### Records provided

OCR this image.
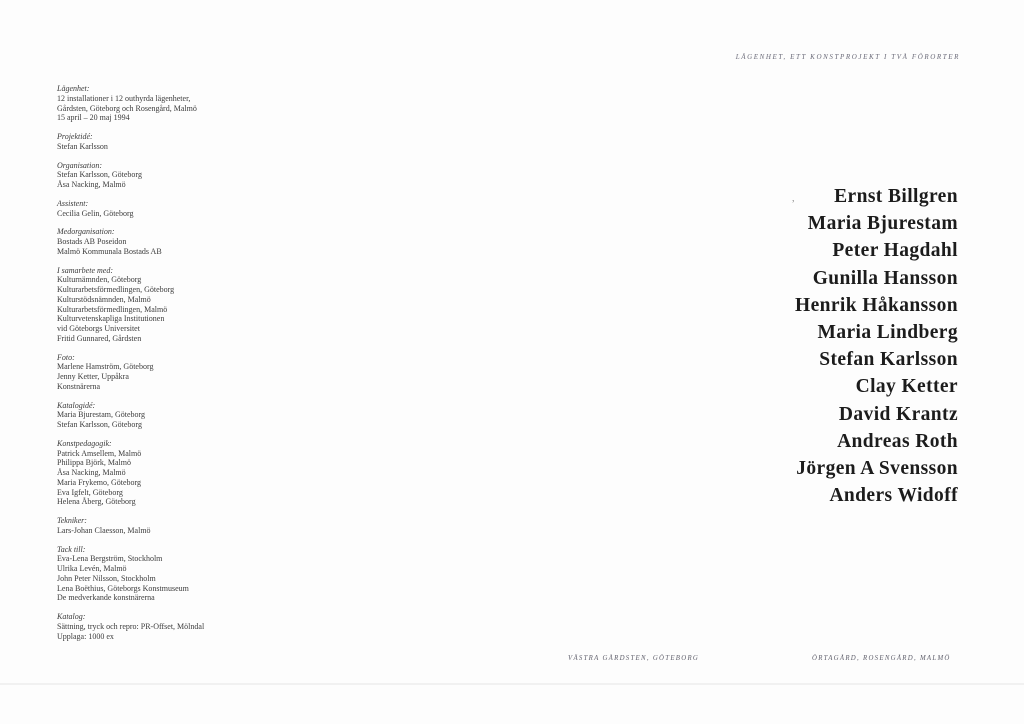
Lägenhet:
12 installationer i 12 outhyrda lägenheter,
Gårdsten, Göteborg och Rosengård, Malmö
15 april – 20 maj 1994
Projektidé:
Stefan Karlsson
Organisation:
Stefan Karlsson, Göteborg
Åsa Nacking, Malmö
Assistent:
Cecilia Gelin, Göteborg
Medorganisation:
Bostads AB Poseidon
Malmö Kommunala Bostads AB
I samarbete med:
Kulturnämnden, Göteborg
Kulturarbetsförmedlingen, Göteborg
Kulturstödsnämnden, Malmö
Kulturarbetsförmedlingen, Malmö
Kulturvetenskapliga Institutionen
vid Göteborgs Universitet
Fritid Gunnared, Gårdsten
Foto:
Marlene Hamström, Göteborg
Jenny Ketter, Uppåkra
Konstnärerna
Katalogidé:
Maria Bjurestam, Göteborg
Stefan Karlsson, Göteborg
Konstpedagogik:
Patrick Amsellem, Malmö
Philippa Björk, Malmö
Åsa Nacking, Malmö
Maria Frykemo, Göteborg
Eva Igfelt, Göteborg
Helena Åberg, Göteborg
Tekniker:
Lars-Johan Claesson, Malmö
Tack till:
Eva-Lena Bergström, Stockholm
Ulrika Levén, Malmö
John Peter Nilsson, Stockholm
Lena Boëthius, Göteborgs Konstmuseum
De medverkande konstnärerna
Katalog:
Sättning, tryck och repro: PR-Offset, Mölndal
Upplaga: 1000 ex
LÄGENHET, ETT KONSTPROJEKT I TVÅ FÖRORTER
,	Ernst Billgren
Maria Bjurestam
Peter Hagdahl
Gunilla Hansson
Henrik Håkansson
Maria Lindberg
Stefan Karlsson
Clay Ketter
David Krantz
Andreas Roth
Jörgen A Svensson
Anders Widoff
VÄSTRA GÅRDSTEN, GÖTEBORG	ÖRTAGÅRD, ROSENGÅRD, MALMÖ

### What is expected
Copy in full each line that holds the word "Stockholm".

### The output
Eva-Lena Bergström, Stockholm
John Peter Nilsson, Stockholm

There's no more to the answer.